WORK TO COMPLETE —
Collect each line in the data below that contains the word "this", and copy those lines in full.

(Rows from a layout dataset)
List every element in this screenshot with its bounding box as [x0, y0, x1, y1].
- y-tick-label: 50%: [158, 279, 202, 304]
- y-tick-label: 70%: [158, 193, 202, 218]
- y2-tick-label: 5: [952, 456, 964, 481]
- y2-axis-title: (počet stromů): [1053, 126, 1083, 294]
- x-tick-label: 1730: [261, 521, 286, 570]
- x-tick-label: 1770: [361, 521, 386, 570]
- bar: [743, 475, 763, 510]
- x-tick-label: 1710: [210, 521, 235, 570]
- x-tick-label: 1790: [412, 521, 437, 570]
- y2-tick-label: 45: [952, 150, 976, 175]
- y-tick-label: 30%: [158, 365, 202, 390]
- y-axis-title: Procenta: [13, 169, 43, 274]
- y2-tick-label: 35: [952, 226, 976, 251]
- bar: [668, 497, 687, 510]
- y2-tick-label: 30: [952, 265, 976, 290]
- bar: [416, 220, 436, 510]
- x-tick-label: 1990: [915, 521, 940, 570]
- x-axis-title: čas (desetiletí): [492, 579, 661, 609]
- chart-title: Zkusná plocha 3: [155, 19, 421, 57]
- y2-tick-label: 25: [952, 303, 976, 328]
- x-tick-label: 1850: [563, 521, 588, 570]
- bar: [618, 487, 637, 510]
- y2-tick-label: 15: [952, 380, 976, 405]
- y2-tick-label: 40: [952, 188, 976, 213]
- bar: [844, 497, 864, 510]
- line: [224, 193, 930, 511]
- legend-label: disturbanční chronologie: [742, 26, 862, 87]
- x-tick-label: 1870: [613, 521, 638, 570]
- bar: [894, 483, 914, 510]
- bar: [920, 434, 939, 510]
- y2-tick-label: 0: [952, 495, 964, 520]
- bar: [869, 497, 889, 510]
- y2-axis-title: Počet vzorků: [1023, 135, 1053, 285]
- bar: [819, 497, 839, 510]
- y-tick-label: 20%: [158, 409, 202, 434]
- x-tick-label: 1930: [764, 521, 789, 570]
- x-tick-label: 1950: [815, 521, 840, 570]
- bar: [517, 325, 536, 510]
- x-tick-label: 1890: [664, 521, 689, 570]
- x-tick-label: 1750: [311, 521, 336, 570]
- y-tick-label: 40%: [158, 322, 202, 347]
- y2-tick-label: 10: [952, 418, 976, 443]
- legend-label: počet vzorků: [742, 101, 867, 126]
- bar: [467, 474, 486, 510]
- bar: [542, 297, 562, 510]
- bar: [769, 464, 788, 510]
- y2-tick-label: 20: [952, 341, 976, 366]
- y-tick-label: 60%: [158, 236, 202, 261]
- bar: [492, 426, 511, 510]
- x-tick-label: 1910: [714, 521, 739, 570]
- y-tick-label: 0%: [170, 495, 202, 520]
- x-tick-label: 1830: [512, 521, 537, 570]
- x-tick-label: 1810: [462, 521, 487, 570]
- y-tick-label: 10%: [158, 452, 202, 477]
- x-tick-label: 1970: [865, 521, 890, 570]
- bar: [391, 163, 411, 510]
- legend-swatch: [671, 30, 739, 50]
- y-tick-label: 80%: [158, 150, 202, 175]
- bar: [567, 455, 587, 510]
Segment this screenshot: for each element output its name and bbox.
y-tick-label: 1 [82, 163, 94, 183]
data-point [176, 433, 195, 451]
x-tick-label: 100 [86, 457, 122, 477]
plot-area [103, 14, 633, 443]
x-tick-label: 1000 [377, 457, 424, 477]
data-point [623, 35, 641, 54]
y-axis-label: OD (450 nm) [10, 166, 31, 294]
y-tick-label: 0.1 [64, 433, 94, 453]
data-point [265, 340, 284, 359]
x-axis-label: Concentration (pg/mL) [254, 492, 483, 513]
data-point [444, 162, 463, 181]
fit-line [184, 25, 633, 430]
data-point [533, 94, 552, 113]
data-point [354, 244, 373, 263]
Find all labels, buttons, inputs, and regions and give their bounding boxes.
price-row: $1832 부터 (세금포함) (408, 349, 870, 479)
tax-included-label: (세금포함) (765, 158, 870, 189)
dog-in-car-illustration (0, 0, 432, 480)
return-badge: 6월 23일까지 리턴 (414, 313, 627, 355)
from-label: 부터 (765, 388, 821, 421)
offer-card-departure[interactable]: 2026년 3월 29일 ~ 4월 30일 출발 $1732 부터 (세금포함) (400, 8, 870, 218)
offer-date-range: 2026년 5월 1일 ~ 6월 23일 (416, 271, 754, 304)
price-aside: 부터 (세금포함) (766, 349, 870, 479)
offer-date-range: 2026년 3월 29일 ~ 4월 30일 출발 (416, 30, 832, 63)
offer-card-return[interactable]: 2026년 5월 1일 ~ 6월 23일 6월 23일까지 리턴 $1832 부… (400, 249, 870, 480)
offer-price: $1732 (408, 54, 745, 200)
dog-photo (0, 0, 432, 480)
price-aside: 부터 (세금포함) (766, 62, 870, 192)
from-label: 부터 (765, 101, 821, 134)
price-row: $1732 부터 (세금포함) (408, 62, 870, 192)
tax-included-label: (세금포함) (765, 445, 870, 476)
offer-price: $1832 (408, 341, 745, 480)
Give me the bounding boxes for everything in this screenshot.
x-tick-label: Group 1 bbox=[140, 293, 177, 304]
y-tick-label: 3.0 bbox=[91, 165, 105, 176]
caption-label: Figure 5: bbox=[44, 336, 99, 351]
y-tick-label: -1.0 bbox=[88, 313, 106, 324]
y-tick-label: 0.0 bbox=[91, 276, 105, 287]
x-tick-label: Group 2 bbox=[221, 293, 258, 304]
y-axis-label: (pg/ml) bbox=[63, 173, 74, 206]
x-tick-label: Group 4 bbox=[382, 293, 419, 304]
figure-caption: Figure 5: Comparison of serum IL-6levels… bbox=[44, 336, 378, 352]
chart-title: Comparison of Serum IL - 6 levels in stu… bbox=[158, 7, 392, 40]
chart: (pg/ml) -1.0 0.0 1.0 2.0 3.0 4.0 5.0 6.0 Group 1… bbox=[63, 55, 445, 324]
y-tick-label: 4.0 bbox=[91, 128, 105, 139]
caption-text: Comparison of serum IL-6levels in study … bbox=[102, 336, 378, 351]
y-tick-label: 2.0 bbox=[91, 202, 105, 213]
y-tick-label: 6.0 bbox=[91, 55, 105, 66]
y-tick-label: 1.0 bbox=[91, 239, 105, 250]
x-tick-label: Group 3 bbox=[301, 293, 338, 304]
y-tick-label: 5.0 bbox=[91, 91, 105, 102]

RESPONSE —
List every element in this screenshot with its bounding box as [x0, y0, x1, y1].
Segment this screenshot: for each element output its name and bbox.
Give me the bounding boxes for everything in this screenshot.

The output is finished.